• [What is asked]: Quote the whole listing exactly. Leave the pictures out of your copy.

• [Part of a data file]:
++++++++++
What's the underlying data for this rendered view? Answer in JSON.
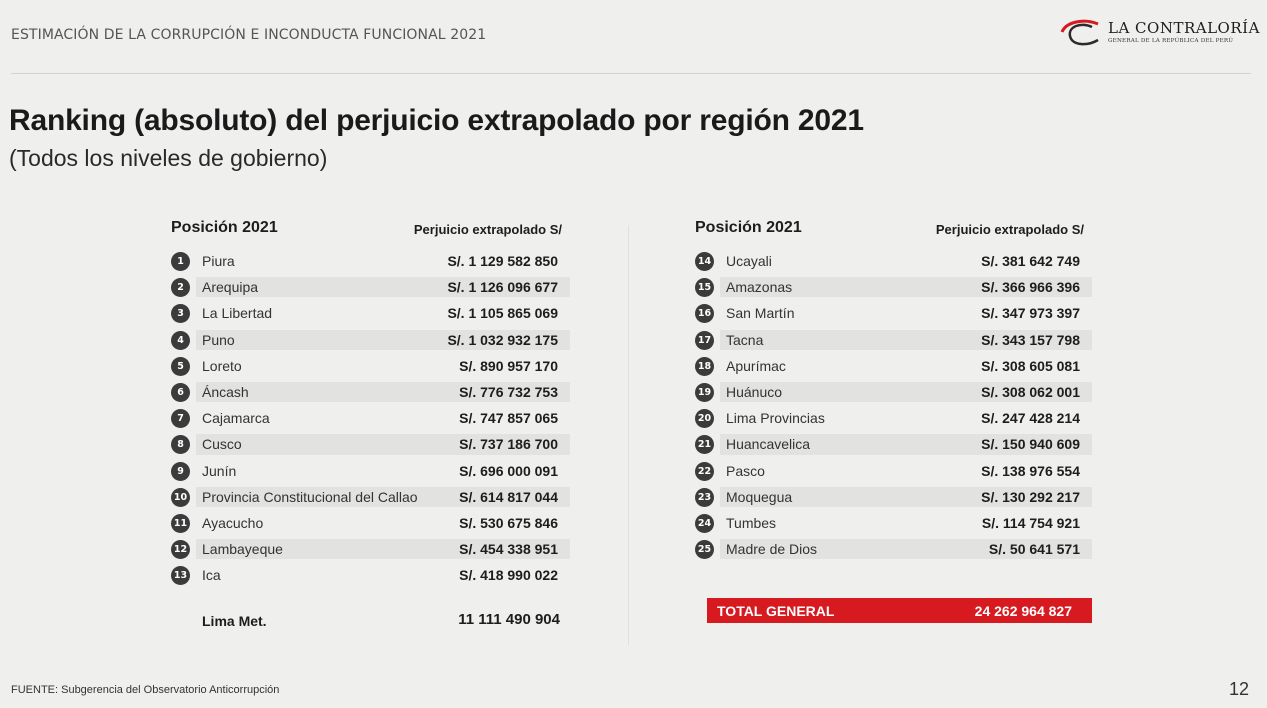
{
  "header": {
    "title": "ESTIMACIÓN DE LA CORRUPCIÓN E INCONDUCTA FUNCIONAL 2021",
    "logo_name": "LA CONTRALORÍA",
    "logo_subtitle": "GENERAL DE LA REPÚBLICA DEL PERÚ"
  },
  "title": "Ranking (absoluto) del perjuicio extrapolado por región 2021",
  "subtitle": "(Todos los niveles de gobierno)",
  "columns": {
    "position": "Posición 2021",
    "amount": "Perjuicio extrapolado S/"
  },
  "left_rows": [
    {
      "rank": "1",
      "region": "Piura",
      "amount": "S/. 1 129 582 850"
    },
    {
      "rank": "2",
      "region": "Arequipa",
      "amount": "S/. 1 126 096 677"
    },
    {
      "rank": "3",
      "region": "La Libertad",
      "amount": "S/. 1 105 865 069"
    },
    {
      "rank": "4",
      "region": "Puno",
      "amount": "S/. 1 032 932 175"
    },
    {
      "rank": "5",
      "region": "Loreto",
      "amount": "S/. 890 957 170"
    },
    {
      "rank": "6",
      "region": "Áncash",
      "amount": "S/. 776 732 753"
    },
    {
      "rank": "7",
      "region": "Cajamarca",
      "amount": "S/. 747 857 065"
    },
    {
      "rank": "8",
      "region": "Cusco",
      "amount": "S/. 737 186 700"
    },
    {
      "rank": "9",
      "region": "Junín",
      "amount": "S/. 696 000 091"
    },
    {
      "rank": "10",
      "region": "Provincia Constitucional del Callao",
      "amount": "S/. 614 817 044"
    },
    {
      "rank": "11",
      "region": "Ayacucho",
      "amount": "S/. 530 675 846"
    },
    {
      "rank": "12",
      "region": "Lambayeque",
      "amount": "S/. 454 338 951"
    },
    {
      "rank": "13",
      "region": "Ica",
      "amount": "S/. 418 990 022"
    }
  ],
  "right_rows": [
    {
      "rank": "14",
      "region": "Ucayali",
      "amount": "S/. 381 642 749"
    },
    {
      "rank": "15",
      "region": "Amazonas",
      "amount": "S/. 366 966 396"
    },
    {
      "rank": "16",
      "region": "San Martín",
      "amount": "S/. 347 973 397"
    },
    {
      "rank": "17",
      "region": "Tacna",
      "amount": "S/. 343 157 798"
    },
    {
      "rank": "18",
      "region": "Apurímac",
      "amount": "S/. 308 605 081"
    },
    {
      "rank": "19",
      "region": "Huánuco",
      "amount": "S/. 308 062 001"
    },
    {
      "rank": "20",
      "region": "Lima Provincias",
      "amount": "S/. 247 428 214"
    },
    {
      "rank": "21",
      "region": "Huancavelica",
      "amount": "S/. 150 940 609"
    },
    {
      "rank": "22",
      "region": "Pasco",
      "amount": "S/. 138 976 554"
    },
    {
      "rank": "23",
      "region": "Moquegua",
      "amount": "S/. 130 292 217"
    },
    {
      "rank": "24",
      "region": "Tumbes",
      "amount": "S/. 114 754 921"
    },
    {
      "rank": "25",
      "region": "Madre de Dios",
      "amount": "S/. 50 641 571"
    }
  ],
  "lima_met": {
    "label": "Lima Met.",
    "value": "11 111 490 904"
  },
  "total": {
    "label": "TOTAL GENERAL",
    "value": "24 262 964 827",
    "color": "#d71920"
  },
  "footer": "FUENTE: Subgerencia del Observatorio Anticorrupción",
  "page_number": "12"
}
++++++++++
• [Finished answer]:
What's the underlying data for this rendered view? Answer in JSON.
{
  "header": {
    "title": "ESTIMACIÓN DE LA CORRUPCIÓN E INCONDUCTA FUNCIONAL 2021",
    "logo_name": "LA CONTRALORÍA",
    "logo_subtitle": "GENERAL DE LA REPÚBLICA DEL PERÚ"
  },
  "title": "Ranking (absoluto) del perjuicio extrapolado por región 2021",
  "subtitle": "(Todos los niveles de gobierno)",
  "columns": {
    "position": "Posición 2021",
    "amount": "Perjuicio extrapolado S/"
  },
  "left_rows": [
    {
      "rank": "1",
      "region": "Piura",
      "amount": "S/. 1 129 582 850"
    },
    {
      "rank": "2",
      "region": "Arequipa",
      "amount": "S/. 1 126 096 677"
    },
    {
      "rank": "3",
      "region": "La Libertad",
      "amount": "S/. 1 105 865 069"
    },
    {
      "rank": "4",
      "region": "Puno",
      "amount": "S/. 1 032 932 175"
    },
    {
      "rank": "5",
      "region": "Loreto",
      "amount": "S/. 890 957 170"
    },
    {
      "rank": "6",
      "region": "Áncash",
      "amount": "S/. 776 732 753"
    },
    {
      "rank": "7",
      "region": "Cajamarca",
      "amount": "S/. 747 857 065"
    },
    {
      "rank": "8",
      "region": "Cusco",
      "amount": "S/. 737 186 700"
    },
    {
      "rank": "9",
      "region": "Junín",
      "amount": "S/. 696 000 091"
    },
    {
      "rank": "10",
      "region": "Provincia Constitucional del Callao",
      "amount": "S/. 614 817 044"
    },
    {
      "rank": "11",
      "region": "Ayacucho",
      "amount": "S/. 530 675 846"
    },
    {
      "rank": "12",
      "region": "Lambayeque",
      "amount": "S/. 454 338 951"
    },
    {
      "rank": "13",
      "region": "Ica",
      "amount": "S/. 418 990 022"
    }
  ],
  "right_rows": [
    {
      "rank": "14",
      "region": "Ucayali",
      "amount": "S/. 381 642 749"
    },
    {
      "rank": "15",
      "region": "Amazonas",
      "amount": "S/. 366 966 396"
    },
    {
      "rank": "16",
      "region": "San Martín",
      "amount": "S/. 347 973 397"
    },
    {
      "rank": "17",
      "region": "Tacna",
      "amount": "S/. 343 157 798"
    },
    {
      "rank": "18",
      "region": "Apurímac",
      "amount": "S/. 308 605 081"
    },
    {
      "rank": "19",
      "region": "Huánuco",
      "amount": "S/. 308 062 001"
    },
    {
      "rank": "20",
      "region": "Lima Provincias",
      "amount": "S/. 247 428 214"
    },
    {
      "rank": "21",
      "region": "Huancavelica",
      "amount": "S/. 150 940 609"
    },
    {
      "rank": "22",
      "region": "Pasco",
      "amount": "S/. 138 976 554"
    },
    {
      "rank": "23",
      "region": "Moquegua",
      "amount": "S/. 130 292 217"
    },
    {
      "rank": "24",
      "region": "Tumbes",
      "amount": "S/. 114 754 921"
    },
    {
      "rank": "25",
      "region": "Madre de Dios",
      "amount": "S/. 50 641 571"
    }
  ],
  "lima_met": {
    "label": "Lima Met.",
    "value": "11 111 490 904"
  },
  "total": {
    "label": "TOTAL GENERAL",
    "value": "24 262 964 827",
    "color": "#d71920"
  },
  "footer": "FUENTE: Subgerencia del Observatorio Anticorrupción",
  "page_number": "12"
}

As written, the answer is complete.